──────── ESTRATTO DEL DOCUMENTO ────────

A parlare non è un opinionista qualsiasi ma il relatore della riforma penale nella commissione Giustizia di Montecitorio: Franco Vazio. Che è deputato del Pd, cioè di quel pilastro dell’attuale maggioranza non certo ispiratore del blocca- prescrizione. A breve si passerà alla fase degli emendamenti. E da Vazio vengono inviti alla riflessione, non certo ultimatum politici. Ma nell’analisi proposta dal parlamentare, che della commissione Giustizia è anche vicepresidente, ricompare per la prima volta dopo mesi un tema che sembrava ormai cristallizzato e impronunciabile manco fosse un tabù: la prescrizione, appunto.
Gli auditi, professori e avvocati, hanno evidenziato che alcune norme della riforma mortificano il diritto di difesa.
Il rischio va evitato. Non ha senso, per usare una metafora calcistica, fare gol allargando improvvisamente la porta. Un conto è modificare aspetti sostanziali, non esclusa l’entità della pena: nel tempo la percezione del disvalore sociale si modifica e ha senso che ne possa conseguire anche un diverso quadro sanzionatorio. Ma le regole del processo penale costituiscono il perimetro del campo di gioco, che sarebbe auspicabile cambiare il meno possibile.

──────── DATI FORNITI ────────

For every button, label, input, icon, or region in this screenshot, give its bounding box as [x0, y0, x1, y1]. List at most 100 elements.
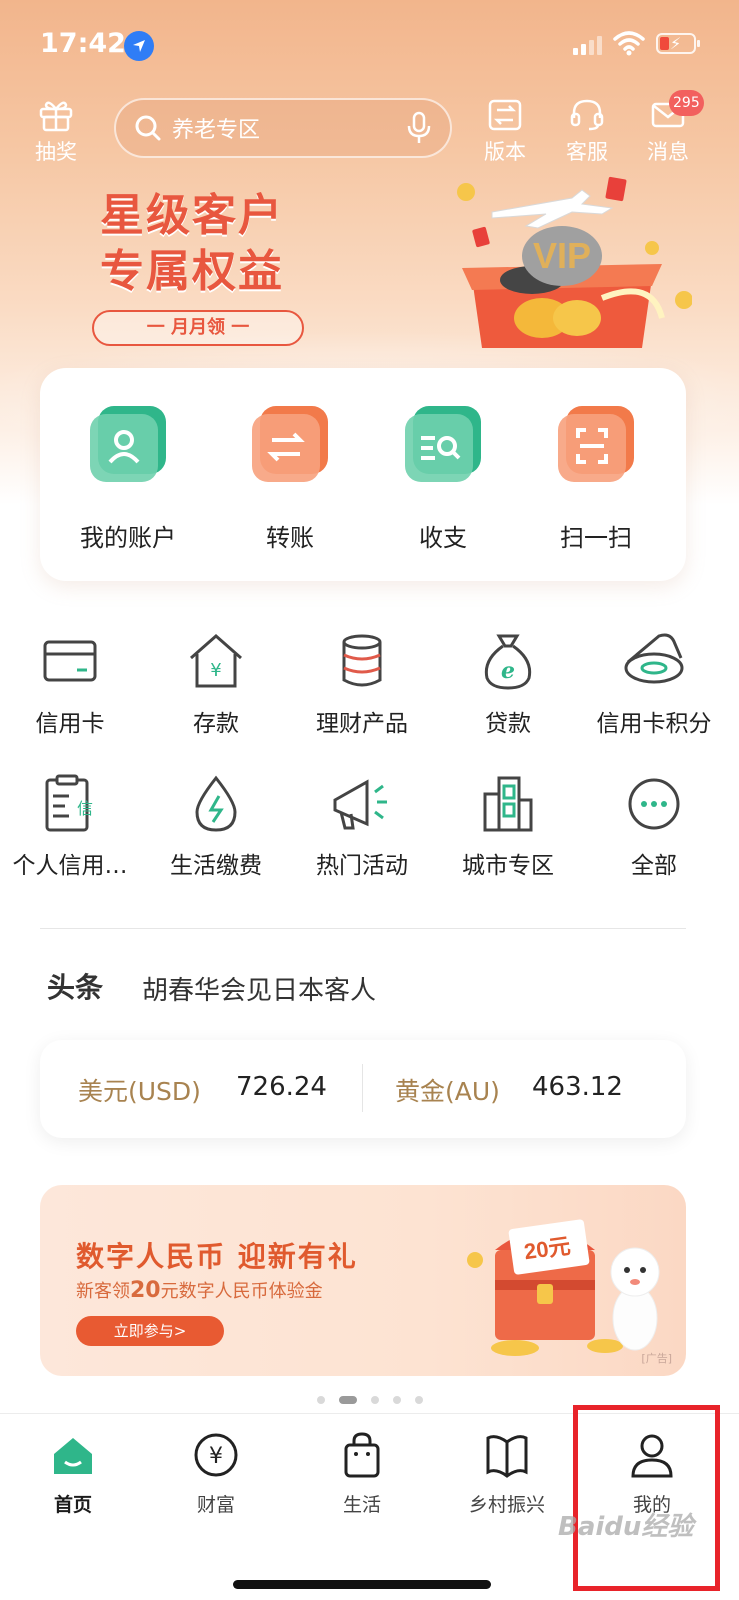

────────
──────── DATI FORNITI ────────

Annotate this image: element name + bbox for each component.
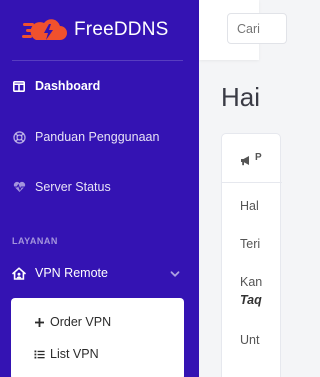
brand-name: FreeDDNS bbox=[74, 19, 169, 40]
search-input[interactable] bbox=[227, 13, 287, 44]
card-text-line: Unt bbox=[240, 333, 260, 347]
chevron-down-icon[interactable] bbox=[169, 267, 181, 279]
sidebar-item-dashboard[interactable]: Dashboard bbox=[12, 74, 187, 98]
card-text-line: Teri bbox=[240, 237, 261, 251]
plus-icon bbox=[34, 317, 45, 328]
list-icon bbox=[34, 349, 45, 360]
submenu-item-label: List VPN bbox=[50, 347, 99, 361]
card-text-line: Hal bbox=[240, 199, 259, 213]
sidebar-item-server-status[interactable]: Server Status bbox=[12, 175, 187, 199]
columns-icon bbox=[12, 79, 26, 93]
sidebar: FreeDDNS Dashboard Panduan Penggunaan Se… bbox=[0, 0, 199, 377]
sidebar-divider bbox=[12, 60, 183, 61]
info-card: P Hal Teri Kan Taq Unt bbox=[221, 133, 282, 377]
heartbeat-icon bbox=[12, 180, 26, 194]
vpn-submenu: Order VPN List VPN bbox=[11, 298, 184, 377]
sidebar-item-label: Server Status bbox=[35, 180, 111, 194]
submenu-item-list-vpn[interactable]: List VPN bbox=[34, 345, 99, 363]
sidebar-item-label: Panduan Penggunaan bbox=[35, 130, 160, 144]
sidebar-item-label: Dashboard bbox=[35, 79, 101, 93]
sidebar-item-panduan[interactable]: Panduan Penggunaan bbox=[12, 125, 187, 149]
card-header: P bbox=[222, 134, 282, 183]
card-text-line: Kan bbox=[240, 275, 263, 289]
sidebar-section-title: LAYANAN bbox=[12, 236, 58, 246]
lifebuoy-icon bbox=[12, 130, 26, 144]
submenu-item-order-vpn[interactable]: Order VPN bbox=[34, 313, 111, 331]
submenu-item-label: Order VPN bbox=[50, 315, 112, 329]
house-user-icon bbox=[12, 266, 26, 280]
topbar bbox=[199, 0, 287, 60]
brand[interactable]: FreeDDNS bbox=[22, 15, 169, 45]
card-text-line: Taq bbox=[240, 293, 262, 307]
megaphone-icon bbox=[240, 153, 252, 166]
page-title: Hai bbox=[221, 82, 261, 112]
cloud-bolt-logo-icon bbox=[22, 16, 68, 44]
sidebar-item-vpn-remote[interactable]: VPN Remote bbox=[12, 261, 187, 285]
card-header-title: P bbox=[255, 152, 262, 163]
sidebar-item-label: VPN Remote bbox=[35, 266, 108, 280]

────────

_OBIETTIVI_.
a. Elenca tutti i ruoli che l'estratto attribuisce a Franco Vazio.
b. Secondo gli auditi menzionati nell'estratto, quale diritto viene mortificato da alcune norme della riforma?
c. Riassumi l'estratto in due frasi.

_RISPOSTE PER ATTIVITÀ_.
a.
- Relatore della riforma penale nella commissione Giustizia di Montecitorio
- Deputato del Pd
- Vicepresidente della commissione Giustizia

b. Il diritto di difesa.

c. Nell'analisi di Franco Vazio, deputato del Pd e relatore della riforma penale nella commissione Giustizia di Montecitorio, ricompare dopo mesi il tema della prescrizione, mentre gli auditi hanno evidenziato che alcune norme della riforma mortificano il diritto di difesa. Secondo l'estratto si possono modificare aspetti sostanziali come l'entità della pena, ma le regole del processo penale, che costituiscono il perimetro del campo di gioco, andrebbero cambiate il meno possibile.